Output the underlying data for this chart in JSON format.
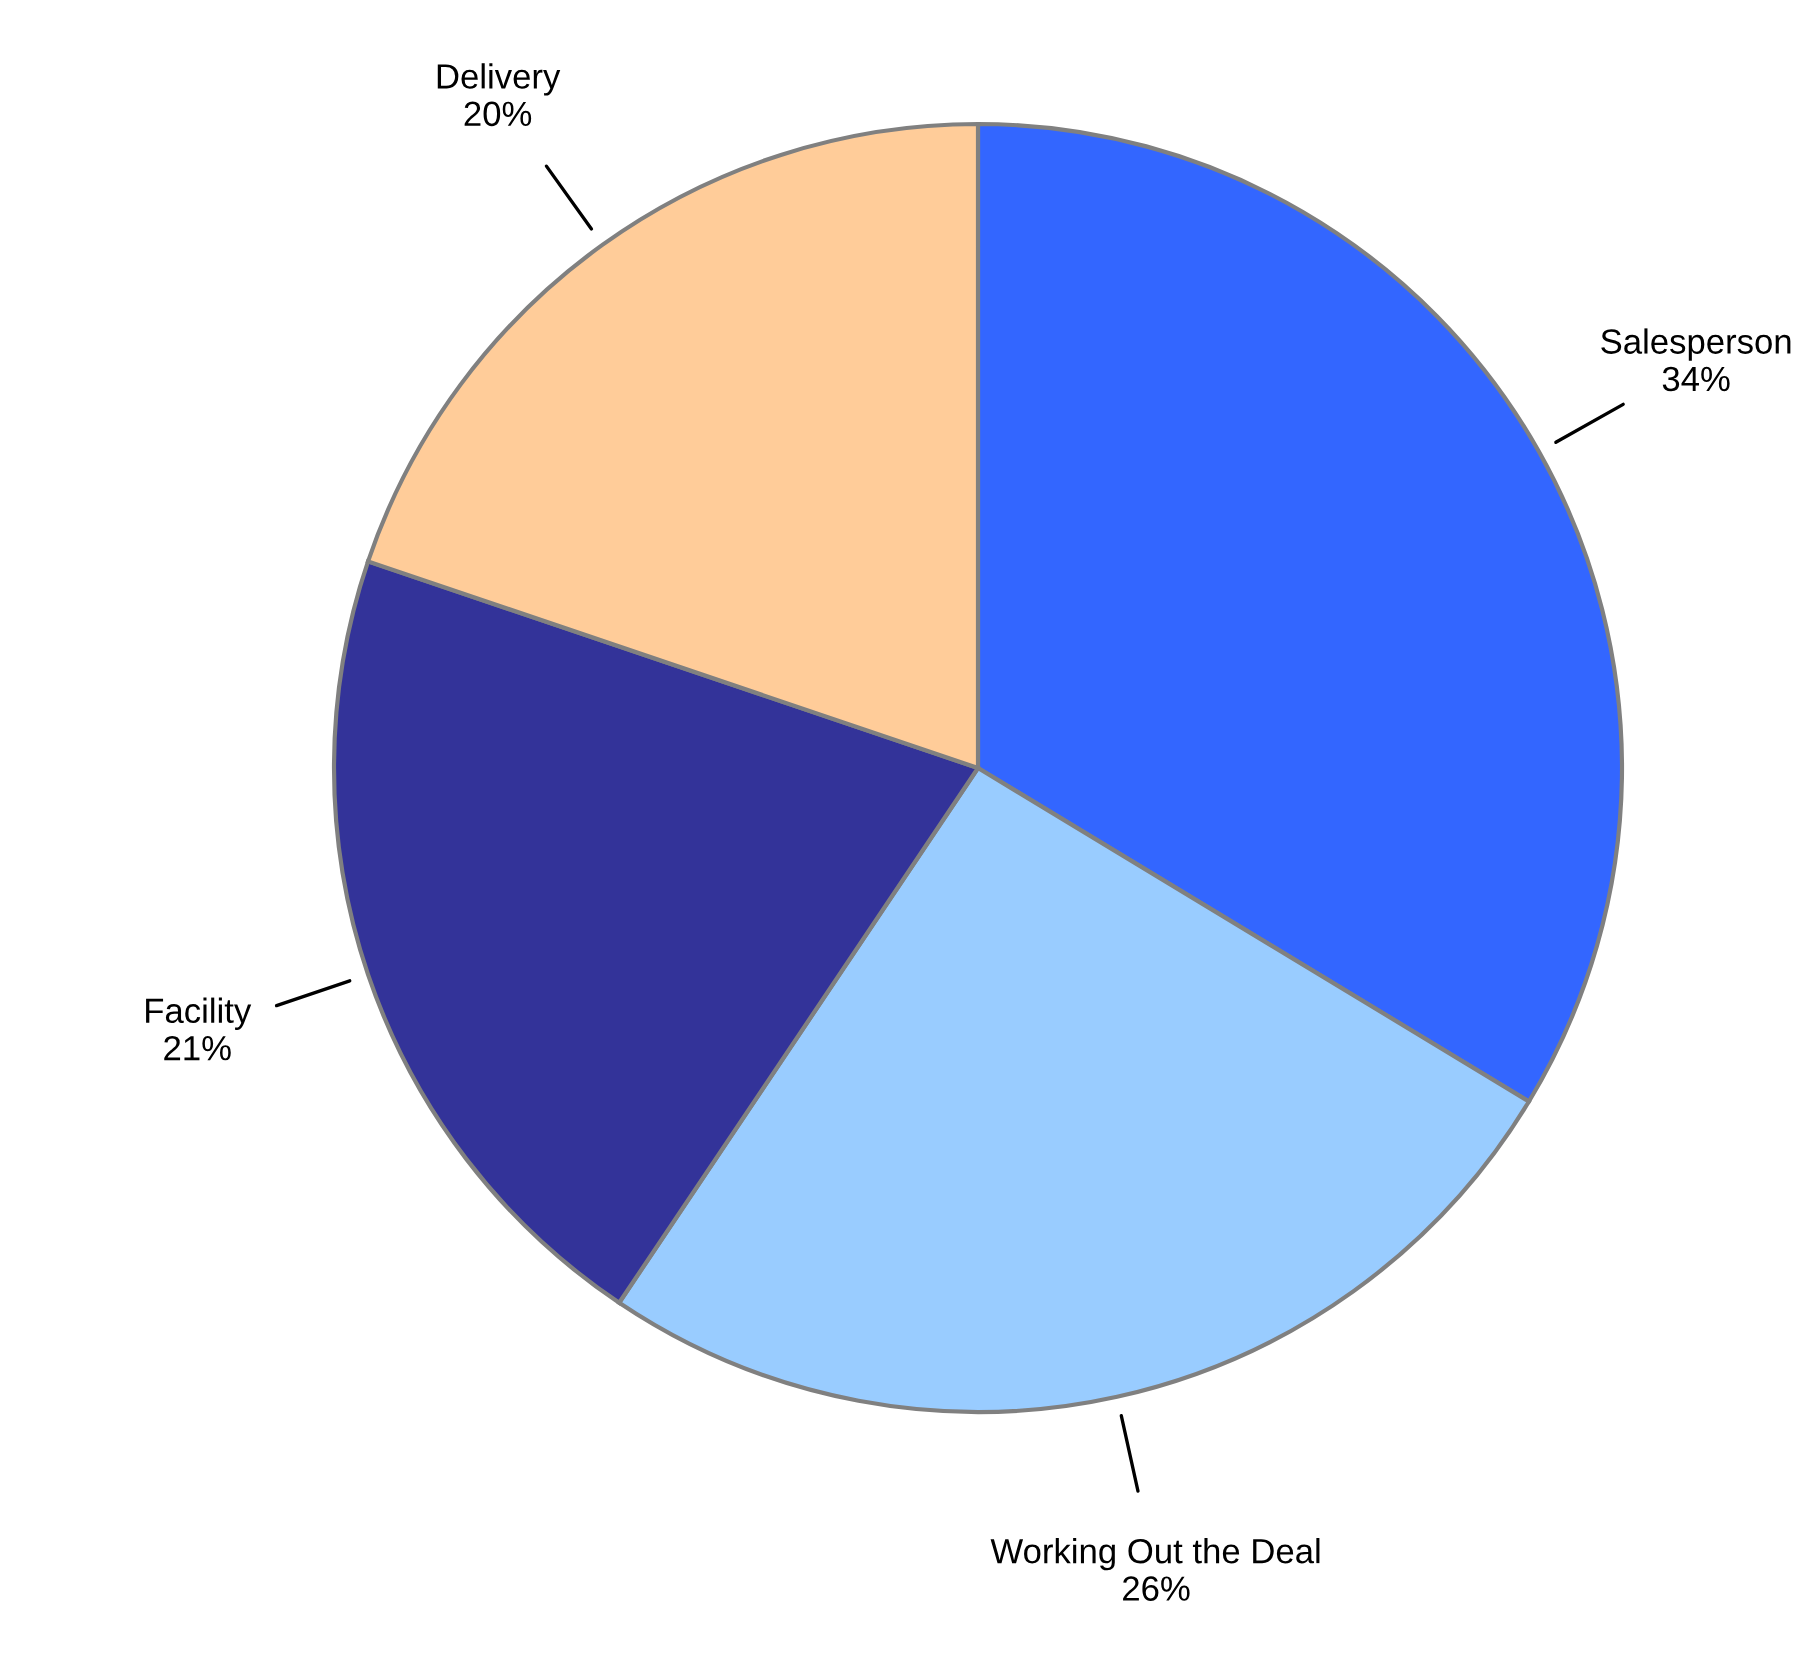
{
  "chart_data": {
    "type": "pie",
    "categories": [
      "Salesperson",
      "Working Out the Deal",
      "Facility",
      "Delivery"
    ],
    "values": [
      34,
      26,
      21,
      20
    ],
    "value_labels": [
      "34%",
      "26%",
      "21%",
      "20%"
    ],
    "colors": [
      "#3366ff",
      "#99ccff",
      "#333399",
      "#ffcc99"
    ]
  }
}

-------------------------

What to work on: Print all entries exactly. The images do not belong in the copy.

Full output:
Output the underlying data for this chart in JSON format.
{
  "chart_data": {
    "type": "pie",
    "categories": [
      "Salesperson",
      "Working Out the Deal",
      "Facility",
      "Delivery"
    ],
    "values": [
      34,
      26,
      21,
      20
    ],
    "value_labels": [
      "34%",
      "26%",
      "21%",
      "20%"
    ],
    "colors": [
      "#3366ff",
      "#99ccff",
      "#333399",
      "#ffcc99"
    ]
  }
}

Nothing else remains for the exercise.